Data records
******************************
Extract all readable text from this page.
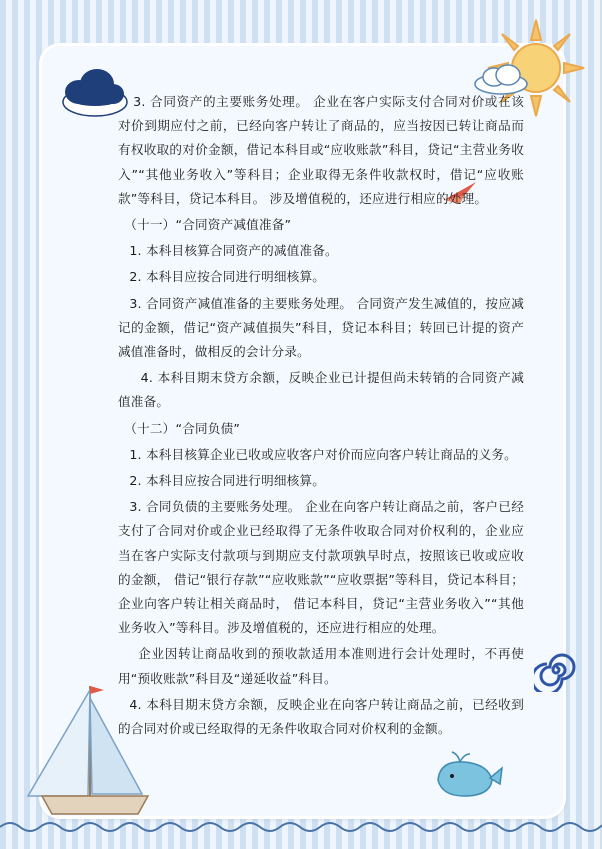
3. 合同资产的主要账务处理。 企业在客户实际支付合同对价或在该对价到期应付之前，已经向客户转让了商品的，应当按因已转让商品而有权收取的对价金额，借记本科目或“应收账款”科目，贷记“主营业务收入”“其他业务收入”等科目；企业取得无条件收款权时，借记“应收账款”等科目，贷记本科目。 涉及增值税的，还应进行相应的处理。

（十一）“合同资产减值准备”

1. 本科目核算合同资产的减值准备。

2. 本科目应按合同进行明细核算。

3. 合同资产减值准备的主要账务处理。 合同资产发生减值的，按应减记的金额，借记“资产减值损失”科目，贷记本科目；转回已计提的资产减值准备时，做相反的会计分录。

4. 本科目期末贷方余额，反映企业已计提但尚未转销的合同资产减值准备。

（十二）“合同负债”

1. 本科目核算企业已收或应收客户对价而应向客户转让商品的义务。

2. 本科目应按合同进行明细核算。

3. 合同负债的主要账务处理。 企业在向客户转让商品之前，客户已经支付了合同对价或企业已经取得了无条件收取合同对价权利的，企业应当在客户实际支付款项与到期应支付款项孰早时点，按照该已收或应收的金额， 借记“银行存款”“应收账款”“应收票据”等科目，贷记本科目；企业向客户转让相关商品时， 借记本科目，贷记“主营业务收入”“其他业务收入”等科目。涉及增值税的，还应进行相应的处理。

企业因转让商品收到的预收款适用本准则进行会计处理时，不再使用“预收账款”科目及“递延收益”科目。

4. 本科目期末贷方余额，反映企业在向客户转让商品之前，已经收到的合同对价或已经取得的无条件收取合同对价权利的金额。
******************************
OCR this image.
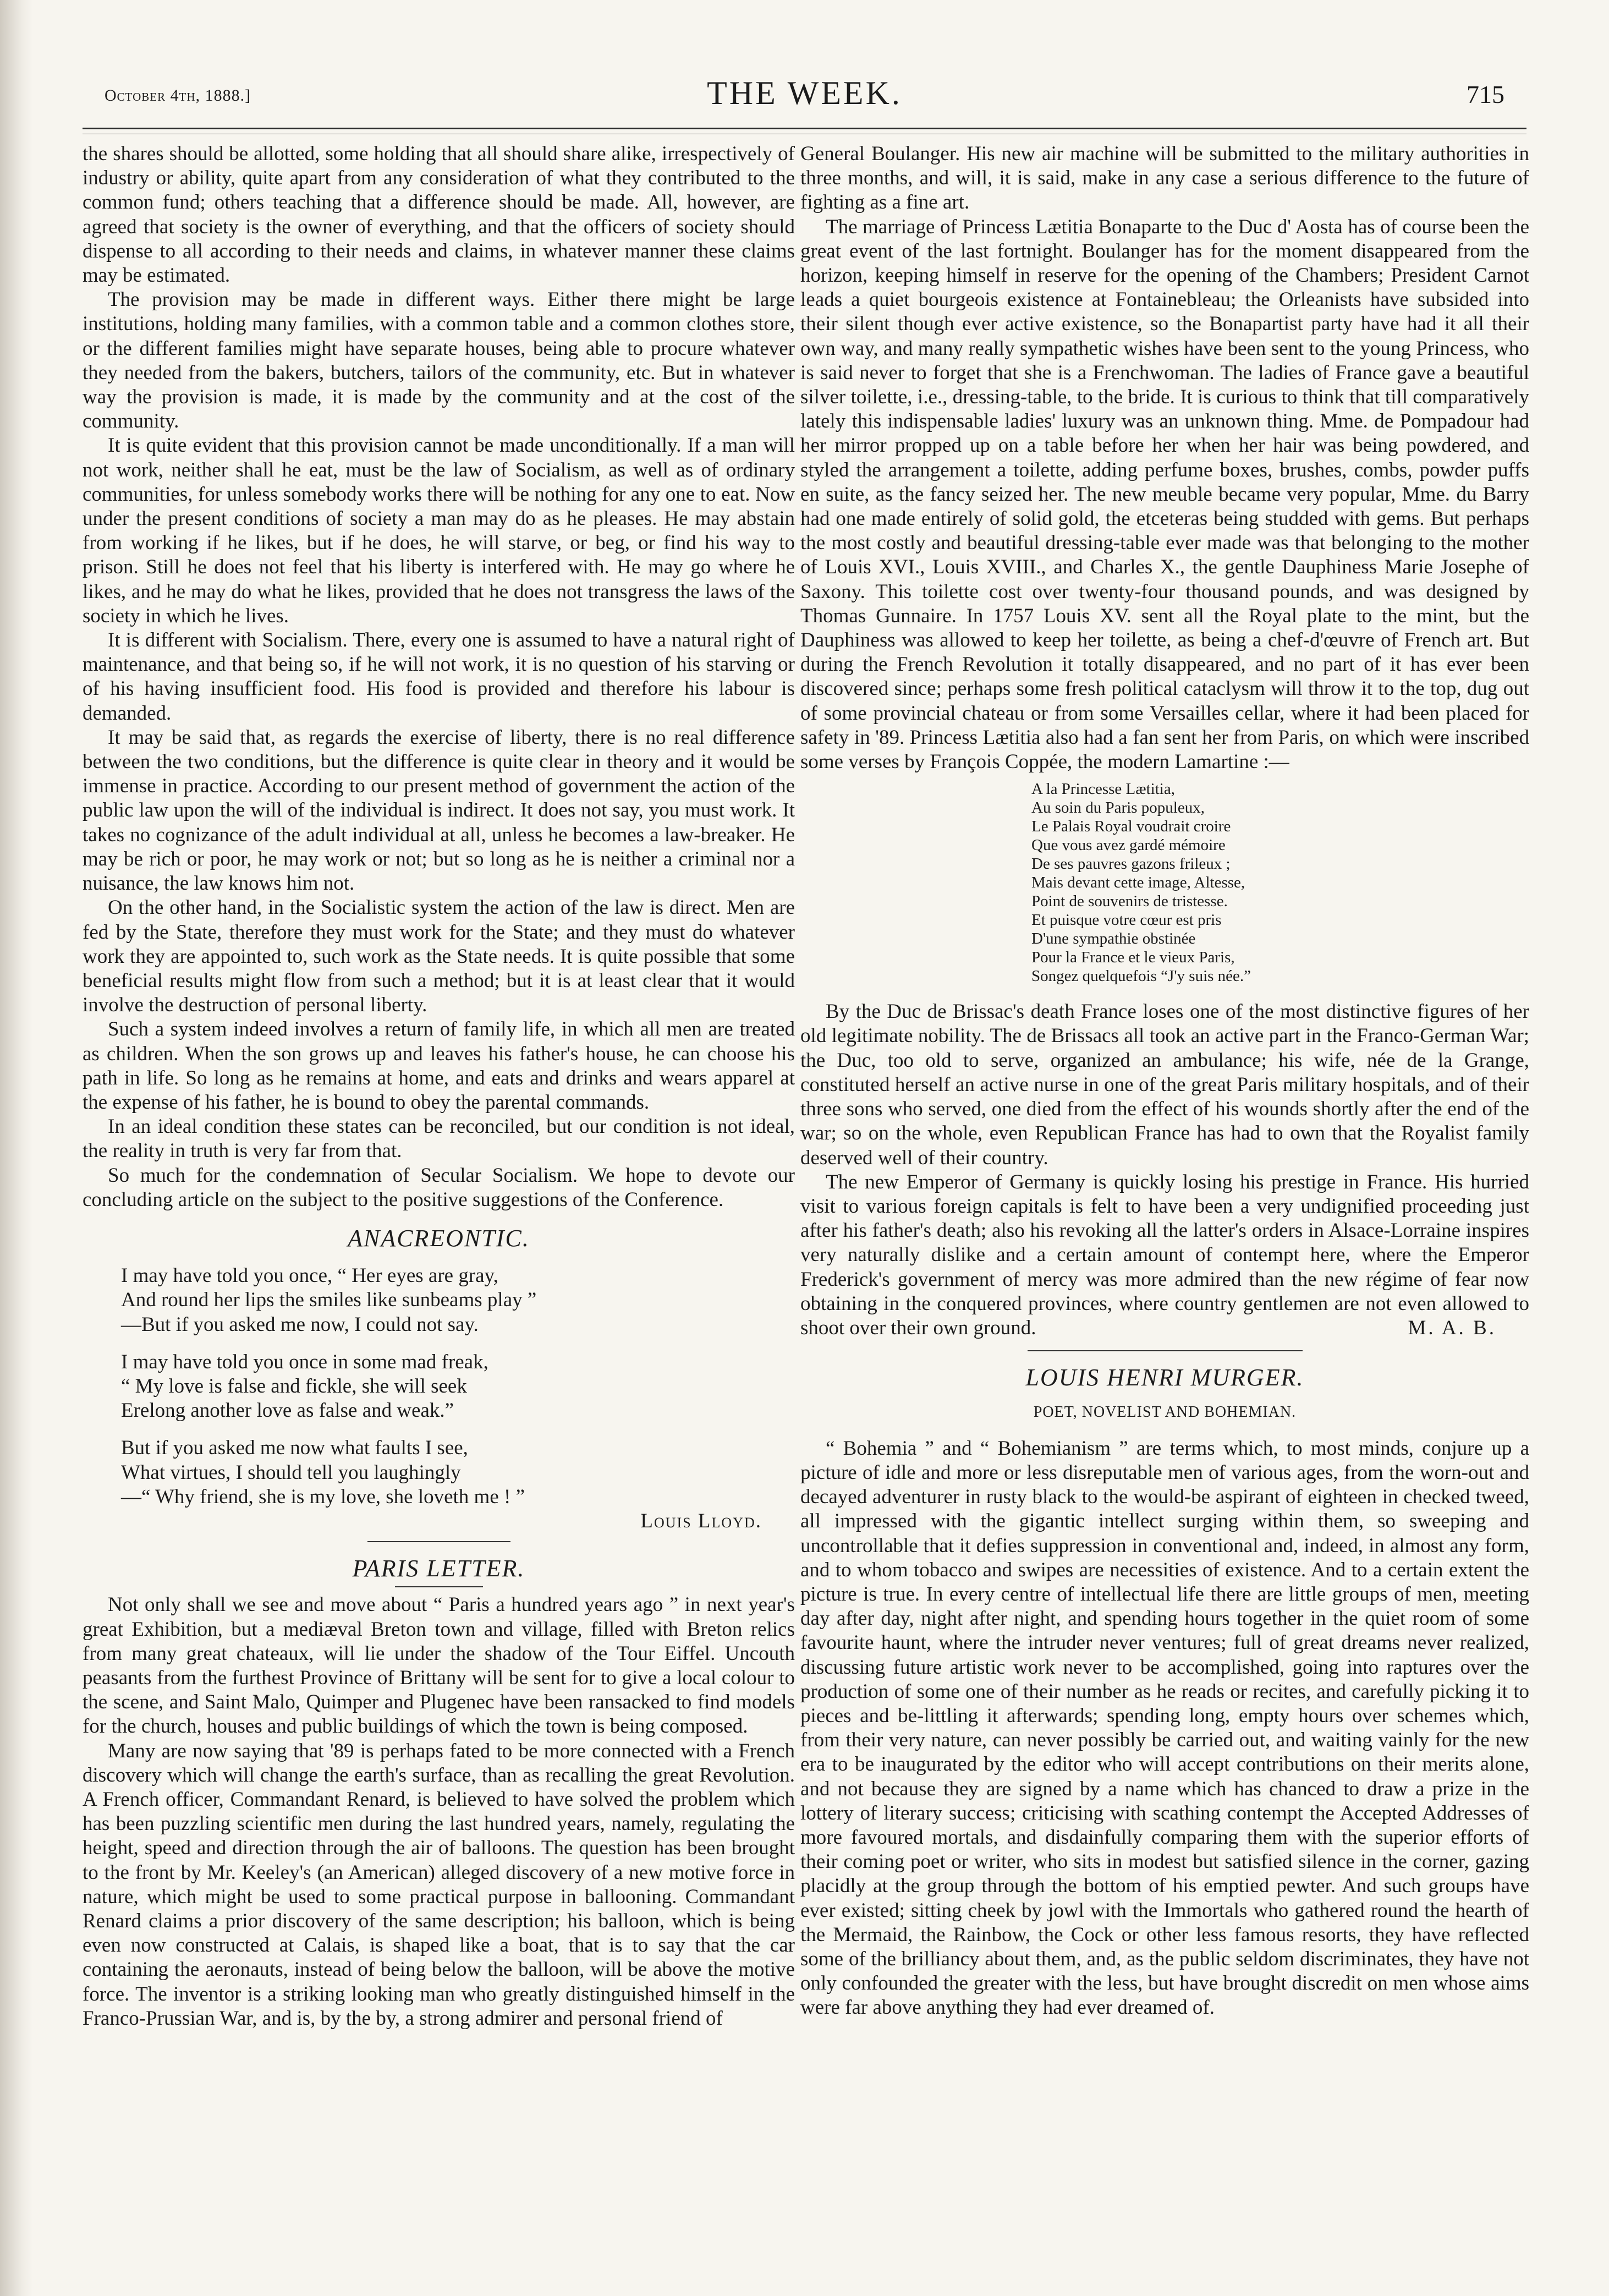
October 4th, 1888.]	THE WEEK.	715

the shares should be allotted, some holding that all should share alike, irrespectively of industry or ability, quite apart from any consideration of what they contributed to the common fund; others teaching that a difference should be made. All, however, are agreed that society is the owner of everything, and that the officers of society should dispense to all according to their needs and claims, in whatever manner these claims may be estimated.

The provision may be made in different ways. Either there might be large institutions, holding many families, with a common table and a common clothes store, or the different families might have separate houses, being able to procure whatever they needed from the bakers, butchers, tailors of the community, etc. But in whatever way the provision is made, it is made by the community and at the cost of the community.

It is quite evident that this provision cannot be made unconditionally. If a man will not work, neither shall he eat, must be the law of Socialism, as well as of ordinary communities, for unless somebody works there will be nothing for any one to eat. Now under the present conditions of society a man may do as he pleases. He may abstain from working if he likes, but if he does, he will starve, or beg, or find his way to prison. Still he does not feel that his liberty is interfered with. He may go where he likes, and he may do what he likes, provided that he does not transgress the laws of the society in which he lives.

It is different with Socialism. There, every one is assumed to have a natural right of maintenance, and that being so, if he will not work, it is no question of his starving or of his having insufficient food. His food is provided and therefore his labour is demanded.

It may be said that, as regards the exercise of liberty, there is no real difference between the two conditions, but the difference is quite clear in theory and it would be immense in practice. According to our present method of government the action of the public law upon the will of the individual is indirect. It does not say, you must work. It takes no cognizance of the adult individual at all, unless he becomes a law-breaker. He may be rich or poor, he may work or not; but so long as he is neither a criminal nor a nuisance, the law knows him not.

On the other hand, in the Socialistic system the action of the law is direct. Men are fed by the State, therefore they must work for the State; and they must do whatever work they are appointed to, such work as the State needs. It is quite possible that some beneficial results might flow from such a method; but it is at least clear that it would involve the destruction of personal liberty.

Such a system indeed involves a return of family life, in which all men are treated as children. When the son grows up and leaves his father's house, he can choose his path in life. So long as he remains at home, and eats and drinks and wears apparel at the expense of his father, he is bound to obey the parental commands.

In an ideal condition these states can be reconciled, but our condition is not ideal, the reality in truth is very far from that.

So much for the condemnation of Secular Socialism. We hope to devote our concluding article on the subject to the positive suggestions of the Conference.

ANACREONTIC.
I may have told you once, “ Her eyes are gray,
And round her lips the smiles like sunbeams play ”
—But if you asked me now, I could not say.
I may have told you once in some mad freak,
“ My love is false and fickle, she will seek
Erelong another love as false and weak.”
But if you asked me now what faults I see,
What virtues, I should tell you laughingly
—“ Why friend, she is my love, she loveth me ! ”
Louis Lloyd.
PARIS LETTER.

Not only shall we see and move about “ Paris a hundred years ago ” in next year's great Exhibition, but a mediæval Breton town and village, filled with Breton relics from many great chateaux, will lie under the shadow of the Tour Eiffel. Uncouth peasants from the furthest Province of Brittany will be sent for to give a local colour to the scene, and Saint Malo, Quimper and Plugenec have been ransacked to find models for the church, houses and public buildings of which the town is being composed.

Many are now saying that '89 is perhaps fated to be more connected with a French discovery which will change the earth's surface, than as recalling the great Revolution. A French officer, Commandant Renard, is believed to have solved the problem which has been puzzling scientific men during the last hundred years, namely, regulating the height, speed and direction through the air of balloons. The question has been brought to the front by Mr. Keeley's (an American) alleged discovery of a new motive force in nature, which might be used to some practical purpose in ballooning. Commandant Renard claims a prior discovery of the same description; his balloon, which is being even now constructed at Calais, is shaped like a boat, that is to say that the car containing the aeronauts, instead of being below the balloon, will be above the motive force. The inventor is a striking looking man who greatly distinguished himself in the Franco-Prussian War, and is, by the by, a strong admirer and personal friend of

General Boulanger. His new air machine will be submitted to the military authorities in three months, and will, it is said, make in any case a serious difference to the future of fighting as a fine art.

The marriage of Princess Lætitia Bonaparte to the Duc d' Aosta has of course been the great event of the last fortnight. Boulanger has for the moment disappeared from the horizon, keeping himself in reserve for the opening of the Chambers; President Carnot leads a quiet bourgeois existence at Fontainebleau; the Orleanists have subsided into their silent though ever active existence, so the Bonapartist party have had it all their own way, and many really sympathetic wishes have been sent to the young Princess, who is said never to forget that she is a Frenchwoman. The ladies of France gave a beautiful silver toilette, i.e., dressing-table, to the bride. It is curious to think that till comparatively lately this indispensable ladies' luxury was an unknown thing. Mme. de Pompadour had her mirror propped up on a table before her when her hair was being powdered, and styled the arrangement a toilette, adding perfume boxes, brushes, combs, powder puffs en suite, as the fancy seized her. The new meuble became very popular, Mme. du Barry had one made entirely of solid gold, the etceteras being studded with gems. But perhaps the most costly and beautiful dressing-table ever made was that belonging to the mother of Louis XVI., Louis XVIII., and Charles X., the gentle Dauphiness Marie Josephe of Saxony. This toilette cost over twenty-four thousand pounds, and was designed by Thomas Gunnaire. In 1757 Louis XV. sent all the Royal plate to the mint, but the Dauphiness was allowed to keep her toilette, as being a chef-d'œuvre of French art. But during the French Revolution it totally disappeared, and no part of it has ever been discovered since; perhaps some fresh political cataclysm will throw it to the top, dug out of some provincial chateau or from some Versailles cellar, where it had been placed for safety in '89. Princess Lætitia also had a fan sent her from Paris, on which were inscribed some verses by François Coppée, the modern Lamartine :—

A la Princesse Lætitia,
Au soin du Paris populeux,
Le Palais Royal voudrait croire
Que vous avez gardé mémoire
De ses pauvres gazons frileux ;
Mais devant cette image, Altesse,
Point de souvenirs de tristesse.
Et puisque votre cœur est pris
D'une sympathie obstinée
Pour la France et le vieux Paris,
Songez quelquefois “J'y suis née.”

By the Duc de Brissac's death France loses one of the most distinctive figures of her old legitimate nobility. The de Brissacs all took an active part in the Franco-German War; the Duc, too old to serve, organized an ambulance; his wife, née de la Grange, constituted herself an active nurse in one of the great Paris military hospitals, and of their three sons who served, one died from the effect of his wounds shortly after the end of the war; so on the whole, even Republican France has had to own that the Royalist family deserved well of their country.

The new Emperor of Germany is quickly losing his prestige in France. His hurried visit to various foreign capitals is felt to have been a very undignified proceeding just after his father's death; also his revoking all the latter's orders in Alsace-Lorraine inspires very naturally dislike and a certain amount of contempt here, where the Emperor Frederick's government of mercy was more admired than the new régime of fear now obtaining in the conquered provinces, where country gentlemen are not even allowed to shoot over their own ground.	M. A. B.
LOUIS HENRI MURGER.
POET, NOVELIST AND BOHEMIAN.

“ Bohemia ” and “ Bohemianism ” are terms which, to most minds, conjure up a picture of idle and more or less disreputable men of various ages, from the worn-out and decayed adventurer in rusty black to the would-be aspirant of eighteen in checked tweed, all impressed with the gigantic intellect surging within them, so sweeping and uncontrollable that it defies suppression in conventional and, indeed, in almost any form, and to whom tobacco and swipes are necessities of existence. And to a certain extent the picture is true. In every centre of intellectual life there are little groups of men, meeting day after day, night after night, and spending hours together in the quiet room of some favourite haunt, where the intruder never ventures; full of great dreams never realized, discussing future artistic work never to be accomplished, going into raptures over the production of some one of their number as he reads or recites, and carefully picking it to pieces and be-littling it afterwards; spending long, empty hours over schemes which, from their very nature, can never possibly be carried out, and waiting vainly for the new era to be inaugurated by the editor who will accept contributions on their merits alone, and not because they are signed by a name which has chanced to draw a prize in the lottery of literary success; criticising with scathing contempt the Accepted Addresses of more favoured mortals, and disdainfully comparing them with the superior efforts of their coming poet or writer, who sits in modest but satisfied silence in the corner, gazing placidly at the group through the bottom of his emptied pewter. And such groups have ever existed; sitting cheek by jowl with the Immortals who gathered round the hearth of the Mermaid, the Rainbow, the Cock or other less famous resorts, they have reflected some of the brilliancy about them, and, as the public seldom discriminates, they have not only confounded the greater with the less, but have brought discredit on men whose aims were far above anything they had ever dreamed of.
******************************
*Exercise requirements:*
From the data, pick out every line that includes "once".

*Complete response:*
I may have told you once, “ Her eyes are gray,
I may have told you once in some mad freak,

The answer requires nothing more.